Write out the entire listing below exactly, with the pictures left out.

Raw records:
— START —

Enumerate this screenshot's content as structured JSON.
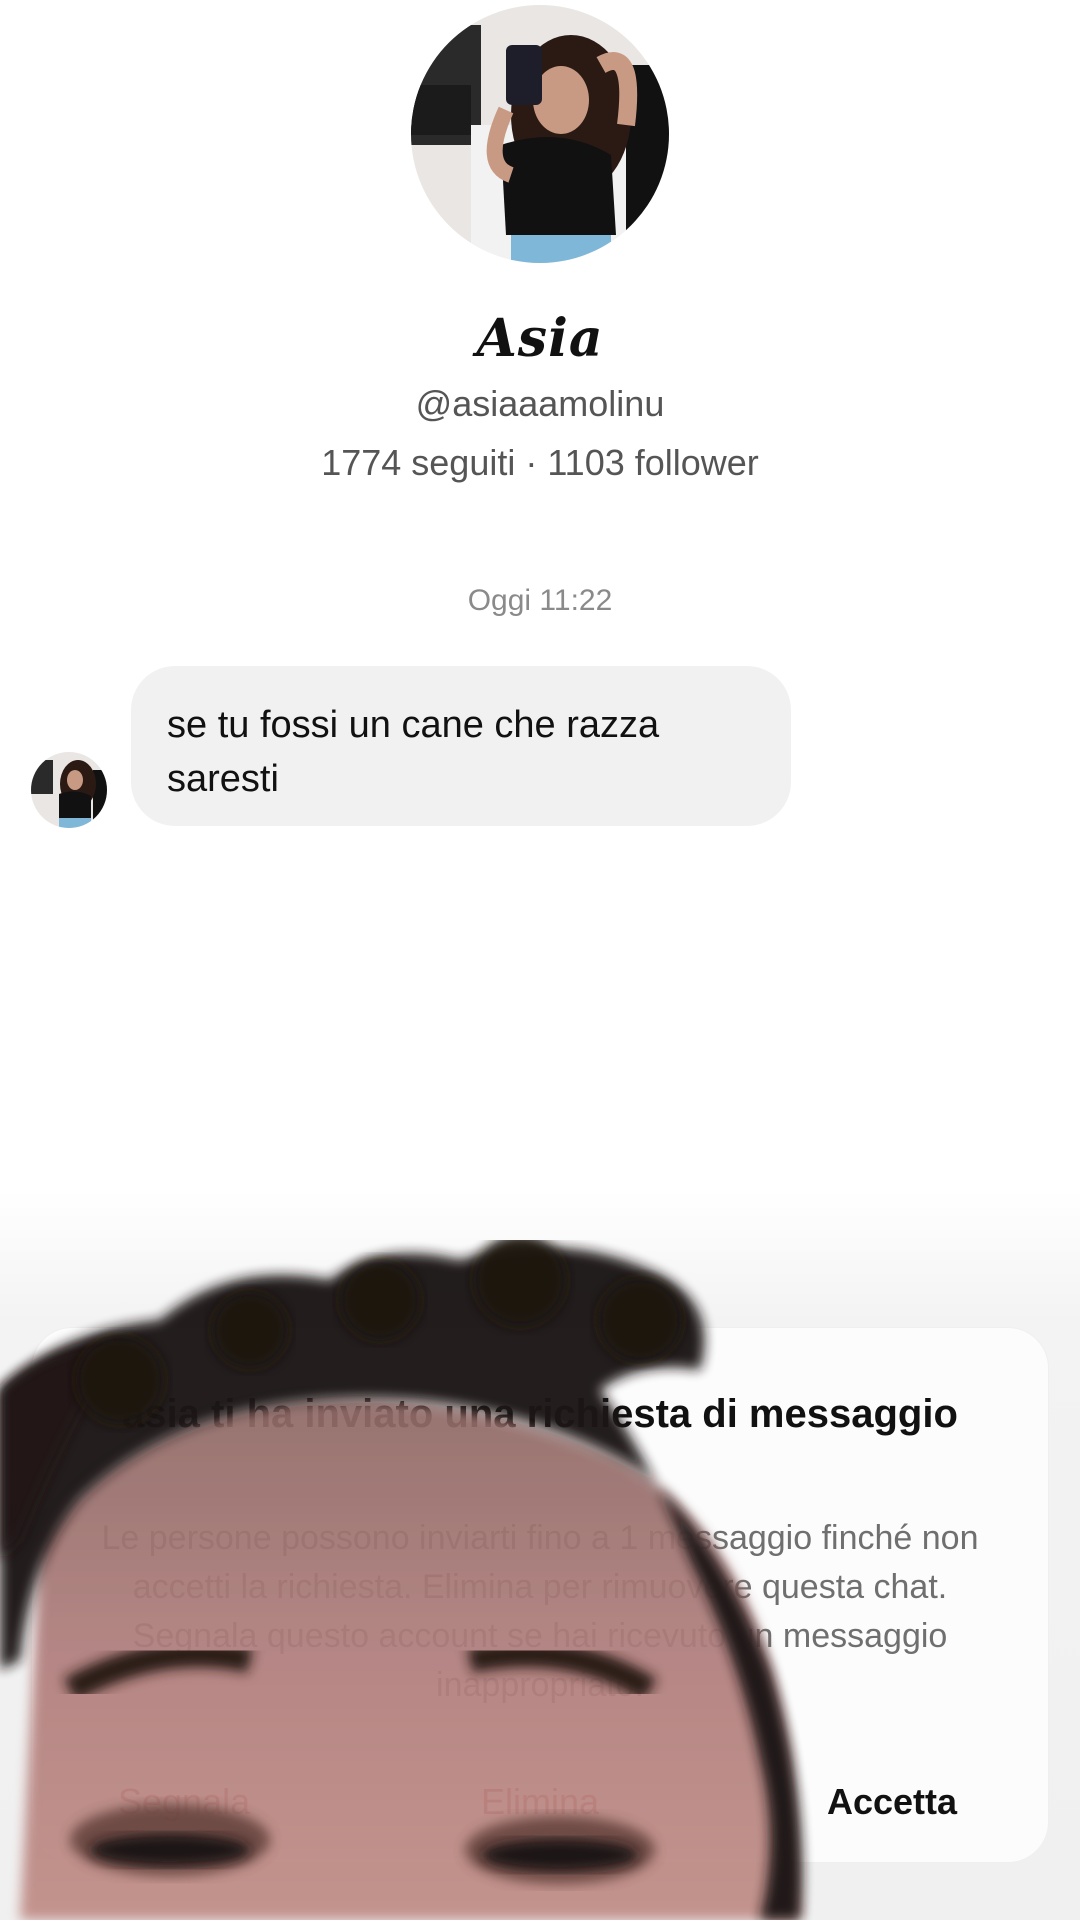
{
  "profile": {
    "name": "Asia",
    "handle": "@asiaaamolinu",
    "stats": "1774 seguiti · 1103 follower"
  },
  "conversation": {
    "timestamp": "Oggi 11:22",
    "messages": [
      {
        "text": "se tu fossi un cane che razza saresti"
      }
    ]
  },
  "request_card": {
    "title": "asia ti ha inviato una richiesta di messaggio",
    "body": "Le persone possono inviarti fino a 1 messaggio finché non accetti la richiesta. Elimina per rimuovere questa chat. Segnala questo account se hai ricevuto un messaggio inappropriato.",
    "actions": {
      "report": "Segnala",
      "delete": "Elimina",
      "accept": "Accetta"
    }
  },
  "colors": {
    "bubble": "#f1f1f1",
    "danger": "#c04040",
    "muted": "#8a8a8a"
  }
}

— END —

**Response to the task**
Enumerate this screenshot's content as structured JSON.
{
  "profile": {
    "name": "Asia",
    "handle": "@asiaaamolinu",
    "stats": "1774 seguiti · 1103 follower"
  },
  "conversation": {
    "timestamp": "Oggi 11:22",
    "messages": [
      {
        "text": "se tu fossi un cane che razza saresti"
      }
    ]
  },
  "request_card": {
    "title": "asia ti ha inviato una richiesta di messaggio",
    "body": "Le persone possono inviarti fino a 1 messaggio finché non accetti la richiesta. Elimina per rimuovere questa chat. Segnala questo account se hai ricevuto un messaggio inappropriato.",
    "actions": {
      "report": "Segnala",
      "delete": "Elimina",
      "accept": "Accetta"
    }
  },
  "colors": {
    "bubble": "#f1f1f1",
    "danger": "#c04040",
    "muted": "#8a8a8a"
  }
}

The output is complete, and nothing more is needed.